=== The records ===

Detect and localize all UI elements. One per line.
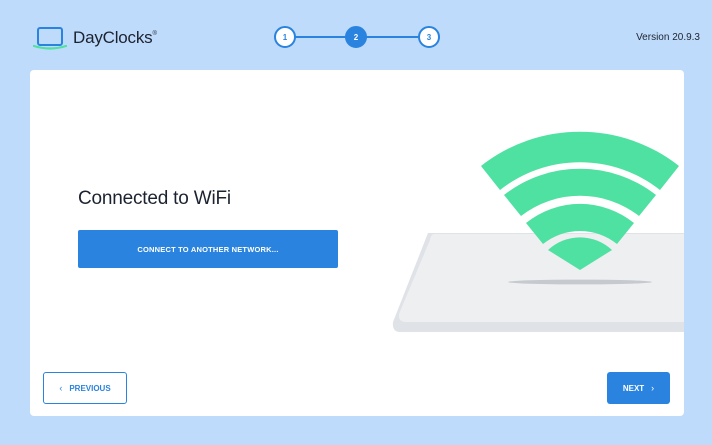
chevron-right-icon: ›	[651, 383, 655, 393]
trademark-symbol: ®	[152, 31, 157, 37]
device-surface	[398, 234, 684, 322]
page-title: Connected to WiFi	[78, 188, 231, 209]
step-connector	[366, 36, 420, 38]
step-2: 2	[345, 26, 367, 48]
wifi-shadow	[508, 279, 652, 285]
brand-logo: DayClocks®	[33, 26, 157, 50]
brand-name: DayClocks®	[73, 28, 157, 47]
version-label: Version 20.9.3	[636, 32, 700, 43]
laptop-icon	[33, 27, 67, 50]
chevron-left-icon: ‹	[59, 383, 63, 393]
wifi-illustration	[392, 131, 684, 332]
previous-label: PREVIOUS	[69, 383, 111, 393]
next-label: NEXT	[622, 383, 645, 393]
step-connector	[294, 36, 346, 38]
step-1: 1	[274, 26, 296, 48]
setup-card: Connected to WiFi CONNECT TO ANOTHER NET…	[30, 70, 684, 416]
progress-stepper: 1 2 3	[274, 26, 440, 48]
connect-another-network-button[interactable]: CONNECT TO ANOTHER NETWORK...	[78, 230, 338, 268]
previous-button[interactable]: ‹ PREVIOUS	[43, 372, 127, 404]
step-3: 3	[418, 26, 440, 48]
next-button[interactable]: NEXT ›	[607, 372, 670, 404]
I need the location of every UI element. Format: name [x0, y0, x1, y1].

===

Copy out every line unchanged, from the line containing "383, 655, 393]" down to the last of the rows above, both included.

chevron-right-icon: ›	[651, 383, 655, 393]
trademark-symbol: ®	[152, 31, 157, 37]
device-surface	[398, 234, 684, 322]
page-title: Connected to WiFi	[78, 188, 231, 209]
step-connector	[366, 36, 420, 38]
step-2: 2	[345, 26, 367, 48]
wifi-shadow	[508, 279, 652, 285]
brand-logo: DayClocks®	[33, 26, 157, 50]
brand-name: DayClocks®	[73, 28, 157, 47]
version-label: Version 20.9.3	[636, 32, 700, 43]
laptop-icon	[33, 27, 67, 50]
chevron-left-icon: ‹	[59, 383, 63, 393]
wifi-illustration	[392, 131, 684, 332]
previous-label: PREVIOUS	[69, 383, 111, 393]
next-label: NEXT	[622, 383, 645, 393]
step-connector	[294, 36, 346, 38]
step-1: 1	[274, 26, 296, 48]
setup-card: Connected to WiFi CONNECT TO ANOTHER NET…	[30, 70, 684, 416]
progress-stepper: 1 2 3	[274, 26, 440, 48]
connect-another-network-button[interactable]: CONNECT TO ANOTHER NETWORK...	[78, 230, 338, 268]
previous-button[interactable]: ‹ PREVIOUS	[43, 372, 127, 404]
step-3: 3	[418, 26, 440, 48]
next-button[interactable]: NEXT ›	[607, 372, 670, 404]
I need the location of every UI element. Format: name [x0, y0, x1, y1].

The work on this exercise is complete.